**What you will do:** Search the data for the string "this" and extract every line where it appears.

(Collected data entries)
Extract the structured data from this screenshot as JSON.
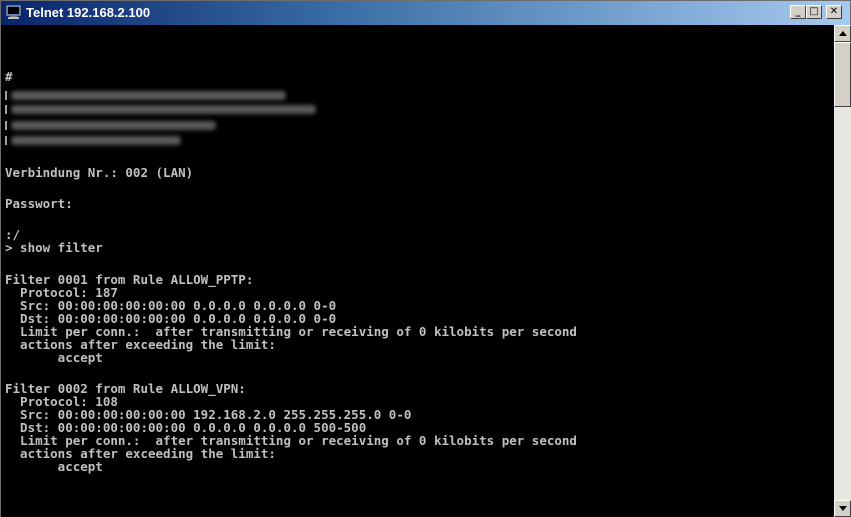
{
  "window": {
    "title": "Telnet 192.168.2.100",
    "buttons": {
      "minimize": "_",
      "maximize": "□",
      "close": "✕"
    }
  },
  "console": {
    "hash_prompt": "#",
    "connection_line": "Verbindung Nr.: 002 (LAN)",
    "password_line": "Passwort:",
    "path_prompt": ":/",
    "command_line": "> show filter",
    "filter1": {
      "header": "Filter 0001 from Rule ALLOW_PPTP:",
      "protocol": "  Protocol: 187",
      "src": "  Src: 00:00:00:00:00:00 0.0.0.0 0.0.0.0 0-0",
      "dst": "  Dst: 00:00:00:00:00:00 0.0.0.0 0.0.0.0 0-0",
      "limit": "  Limit per conn.:  after transmitting or receiving of 0 kilobits per second",
      "actions": "  actions after exceeding the limit:",
      "accept": "       accept"
    },
    "filter2": {
      "header": "Filter 0002 from Rule ALLOW_VPN:",
      "protocol": "  Protocol: 108",
      "src": "  Src: 00:00:00:00:00:00 192.168.2.0 255.255.255.0 0-0",
      "dst": "  Dst: 00:00:00:00:00:00 0.0.0.0 0.0.0.0 500-500",
      "limit": "  Limit per conn.:  after transmitting or receiving of 0 kilobits per second",
      "actions": "  actions after exceeding the limit:",
      "accept": "       accept"
    }
  },
  "icons": {
    "app": "telnet-terminal-icon"
  }
}
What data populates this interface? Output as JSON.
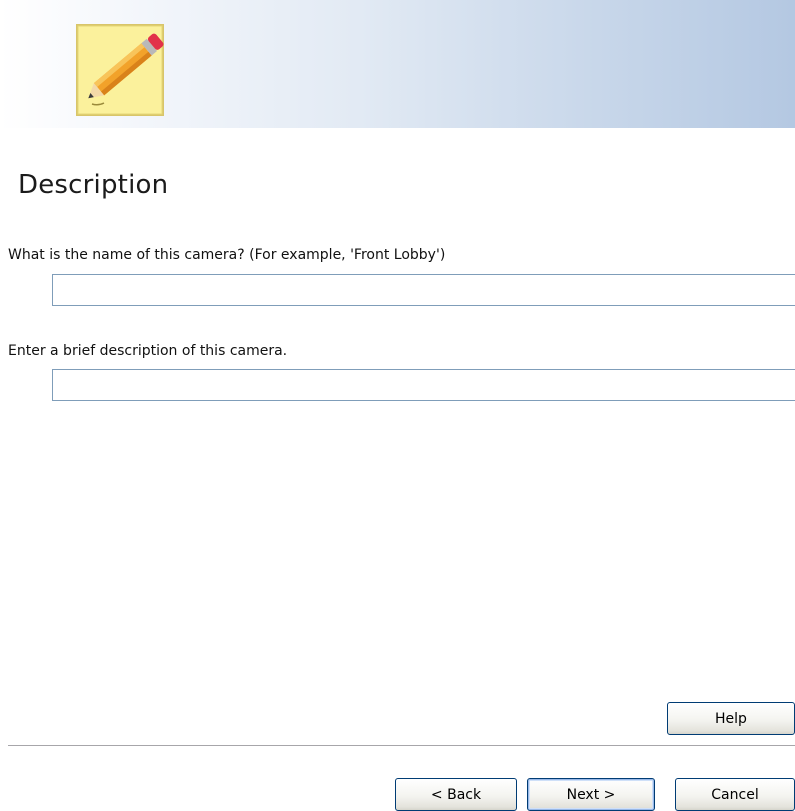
{
  "header": {
    "icon": "pencil-note-icon"
  },
  "main": {
    "title": "Description",
    "name_field": {
      "label": "What is the name of this camera? (For example, 'Front Lobby')",
      "value": "",
      "placeholder": ""
    },
    "description_field": {
      "label": "Enter a brief description of this camera.",
      "value": "",
      "placeholder": ""
    }
  },
  "buttons": {
    "help": "Help",
    "back": "< Back",
    "next": "Next >",
    "cancel": "Cancel"
  },
  "colors": {
    "banner_end": "#b4c8e2",
    "field_border": "#7f9db9",
    "button_border": "#003c74"
  }
}
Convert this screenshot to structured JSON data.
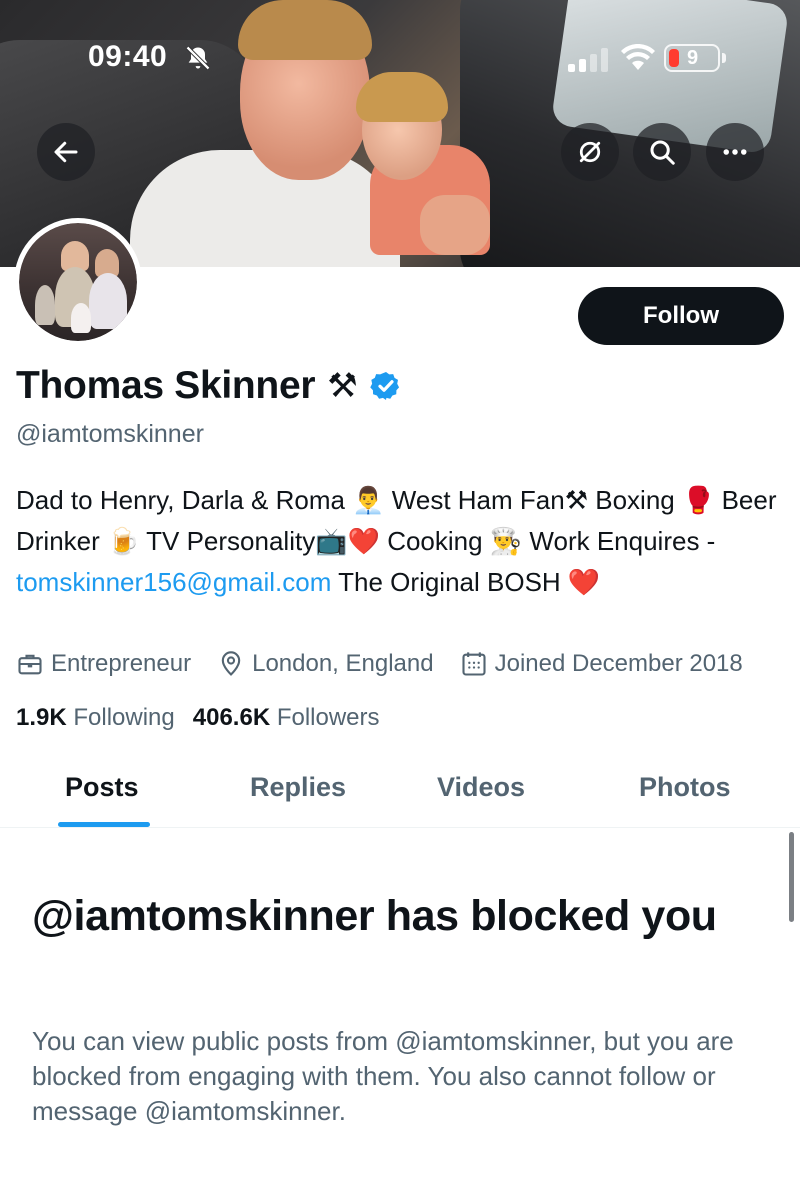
{
  "status_bar": {
    "time": "09:40",
    "battery": "9",
    "icons": [
      "bell-slash-icon",
      "signal-icon",
      "wifi-icon",
      "battery-icon"
    ]
  },
  "header": {
    "buttons": [
      "back-arrow-icon",
      "hide-icon",
      "search-icon",
      "more-icon"
    ]
  },
  "profile": {
    "display_name": "Thomas Skinner",
    "name_emoji": "⚒",
    "handle": "@iamtomskinner",
    "follow_label": "Follow",
    "verified_color": "#1d9bf0"
  },
  "bio": {
    "part1": "Dad to Henry, Darla & Roma ",
    "emoji1": "👨‍💼",
    "part2": " West Ham Fan",
    "emoji2": "⚒",
    "part3": " Boxing ",
    "emoji3": "🥊",
    "part4": " Beer Drinker ",
    "emoji4": "🍺",
    "part5": " TV Personality",
    "emoji5": "📺",
    "emoji6": "❤️",
    "part6": " Cooking ",
    "emoji7": "👨‍🍳",
    "part7": " Work Enquires - ",
    "link": "tomskinner156@gmail.com",
    "part8": " The Original BOSH ",
    "emoji8": "❤️"
  },
  "meta": {
    "occupation": "Entrepreneur",
    "location": "London, England",
    "joined": "Joined December 2018"
  },
  "stats": {
    "following_count": "1.9K",
    "following_label": "Following",
    "followers_count": "406.6K",
    "followers_label": "Followers"
  },
  "tabs": [
    {
      "label": "Posts",
      "active": true
    },
    {
      "label": "Replies",
      "active": false
    },
    {
      "label": "Videos",
      "active": false
    },
    {
      "label": "Photos",
      "active": false
    }
  ],
  "blocked": {
    "title": "@iamtomskinner has blocked you",
    "body": "You can view public posts from @iamtomskinner, but you are blocked from engaging with them. You also cannot follow or message @iamtomskinner."
  },
  "colors": {
    "accent": "#1d9bf0",
    "text_primary": "#0f1419",
    "text_secondary": "#536471"
  }
}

**Exercise response:**
Extract the structured data from this screenshot as JSON.
What data populates this interface? Output as JSON.
      "label": "What is the name of this camera? (For example, 'Front Lobby')",
      "label": "Enter a brief description of this camera.",
Convert this screenshot to structured JSON data.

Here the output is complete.